== Task requirements ==
Where a line in the listing below contains the word "True", copy that line.

------ Exercise input ------

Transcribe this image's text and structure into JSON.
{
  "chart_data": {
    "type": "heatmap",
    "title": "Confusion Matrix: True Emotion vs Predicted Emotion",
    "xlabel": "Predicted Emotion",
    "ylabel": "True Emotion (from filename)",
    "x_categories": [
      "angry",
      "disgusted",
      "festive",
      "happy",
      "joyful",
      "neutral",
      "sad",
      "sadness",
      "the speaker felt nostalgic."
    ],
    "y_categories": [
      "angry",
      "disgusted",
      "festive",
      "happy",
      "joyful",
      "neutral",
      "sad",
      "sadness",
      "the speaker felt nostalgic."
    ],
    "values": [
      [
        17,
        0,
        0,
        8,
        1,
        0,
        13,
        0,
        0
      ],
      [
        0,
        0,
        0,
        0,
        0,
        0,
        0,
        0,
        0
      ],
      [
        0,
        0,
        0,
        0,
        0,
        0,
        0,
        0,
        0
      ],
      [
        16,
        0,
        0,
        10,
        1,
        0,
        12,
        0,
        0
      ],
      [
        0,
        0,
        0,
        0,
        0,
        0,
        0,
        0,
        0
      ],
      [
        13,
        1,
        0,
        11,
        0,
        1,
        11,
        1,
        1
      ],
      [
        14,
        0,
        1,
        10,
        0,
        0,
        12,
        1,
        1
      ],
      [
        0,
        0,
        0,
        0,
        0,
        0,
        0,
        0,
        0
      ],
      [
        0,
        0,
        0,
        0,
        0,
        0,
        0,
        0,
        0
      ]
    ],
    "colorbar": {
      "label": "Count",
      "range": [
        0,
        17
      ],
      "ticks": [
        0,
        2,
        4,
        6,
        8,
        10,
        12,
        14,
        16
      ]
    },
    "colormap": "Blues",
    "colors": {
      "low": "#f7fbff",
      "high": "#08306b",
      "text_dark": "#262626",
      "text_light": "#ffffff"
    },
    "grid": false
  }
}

------

== Response to the exercise ==
    "title": "Confusion Matrix: True Emotion vs Predicted Emotion",
    "ylabel": "True Emotion (from filename)",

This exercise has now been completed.